■ Exercise instructions:
Show every line in the records below that contains the word "作业和人身财产安全以及防止污染环境的重要设备".

■ Data section:

────────────────────

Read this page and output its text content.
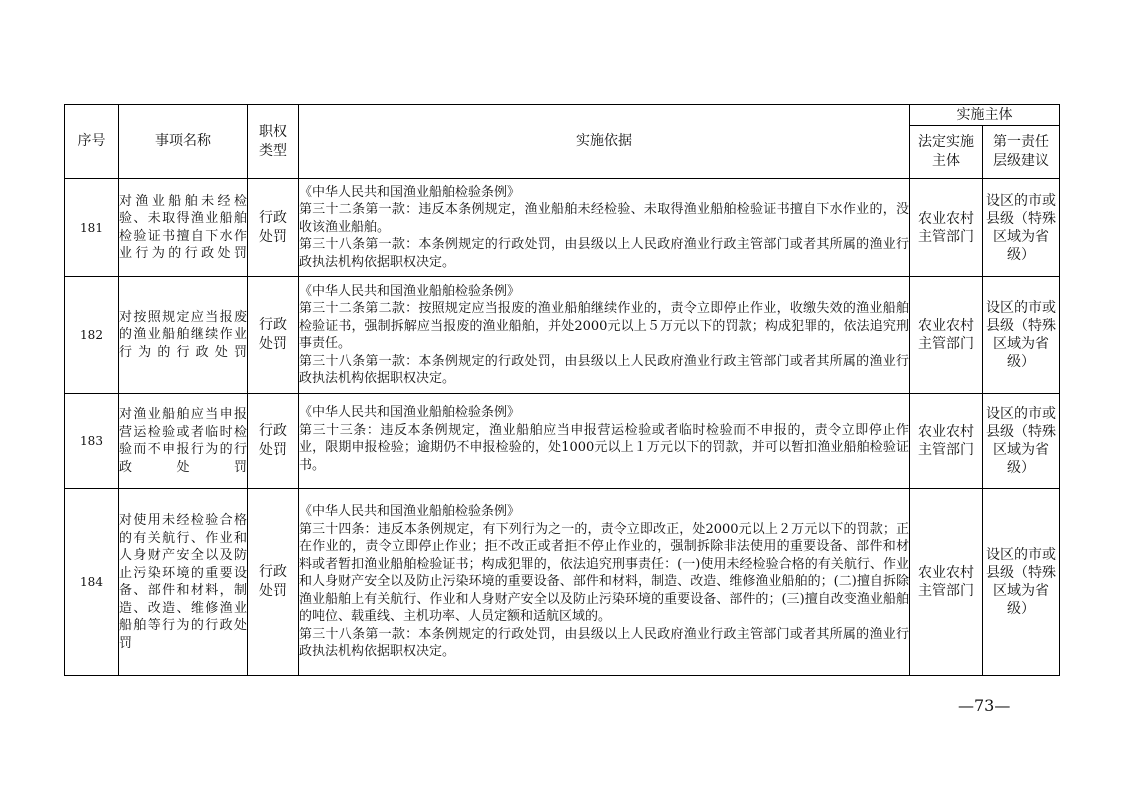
序号	事项名称	职权类型	实施依据	实施主体	
				法定实施主体	第一责任层级建议
181	对渔业船舶未经检验、未取得渔业船舶检验证书擅自下水作业行为的行政处罚	行政处罚	《中华人民共和国渔业船舶检验条例》

第三十二条第一款：违反本条例规定，渔业船舶未经检验、未取得渔业船舶检验证书擅自下水作业的，没收该渔业船舶。

第三十八条第一款：本条例规定的行政处罚，由县级以上人民政府渔业行政主管部门或者其所属的渔业行政执法机构依据职权决定。	农业农村主管部门	设区的市或县级（特殊区域为省级）
182	对按照规定应当报废的渔业船舶继续作业行为的行政处罚	行政处罚	《中华人民共和国渔业船舶检验条例》

第三十二条第二款：按照规定应当报废的渔业船舶继续作业的，责令立即停止作业，收缴失效的渔业船舶检验证书，强制拆解应当报废的渔业船舶，并处2000元以上５万元以下的罚款；构成犯罪的，依法追究刑事责任。

第三十八条第一款：本条例规定的行政处罚，由县级以上人民政府渔业行政主管部门或者其所属的渔业行政执法机构依据职权决定。	农业农村主管部门	设区的市或县级（特殊区域为省级）
183	对渔业船舶应当申报营运检验或者临时检验而不申报行为的行政处罚	行政处罚	《中华人民共和国渔业船舶检验条例》

第三十三条：违反本条例规定，渔业船舶应当申报营运检验或者临时检验而不申报的，责令立即停止作业，限期申报检验；逾期仍不申报检验的，处1000元以上１万元以下的罚款，并可以暂扣渔业船舶检验证书。	农业农村主管部门	设区的市或县级（特殊区域为省级）
184	对使用未经检验合格的有关航行、作业和人身财产安全以及防止污染环境的重要设备、部件和材料，制造、改造、维修渔业船舶等行为的行政处罚	行政处罚	《中华人民共和国渔业船舶检验条例》

第三十四条：违反本条例规定，有下列行为之一的，责令立即改正，处2000元以上２万元以下的罚款；正在作业的，责令立即停止作业；拒不改正或者拒不停止作业的，强制拆除非法使用的重要设备、部件和材料或者暂扣渔业船舶检验证书；构成犯罪的，依法追究刑事责任：(一)使用未经检验合格的有关航行、作业和人身财产安全以及防止污染环境的重要设备、部件和材料，制造、改造、维修渔业船舶的；(二)擅自拆除渔业船舶上有关航行、作业和人身财产安全以及防止污染环境的重要设备、部件的；(三)擅自改变渔业船舶的吨位、载重线、主机功率、人员定额和适航区域的。

第三十八条第一款：本条例规定的行政处罚，由县级以上人民政府渔业行政主管部门或者其所属的渔业行政执法机构依据职权决定。	农业农村主管部门	设区的市或县级（特殊区域为省级）
—73—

────────────────────

■ Output for this exercise:
184	对使用未经检验合格的有关航行、作业和人身财产安全以及防止污染环境的重要设备、部件和材料，制造、改造、维修渔业船舶等行为的行政处罚	行政处罚	《中华人民共和国渔业船舶检验条例》
第三十四条：违反本条例规定，有下列行为之一的，责令立即改正，处2000元以上２万元以下的罚款；正在作业的，责令立即停止作业；拒不改正或者拒不停止作业的，强制拆除非法使用的重要设备、部件和材料或者暂扣渔业船舶检验证书；构成犯罪的，依法追究刑事责任：(一)使用未经检验合格的有关航行、作业和人身财产安全以及防止污染环境的重要设备、部件和材料，制造、改造、维修渔业船舶的；(二)擅自拆除渔业船舶上有关航行、作业和人身财产安全以及防止污染环境的重要设备、部件的；(三)擅自改变渔业船舶的吨位、载重线、主机功率、人员定额和适航区域的。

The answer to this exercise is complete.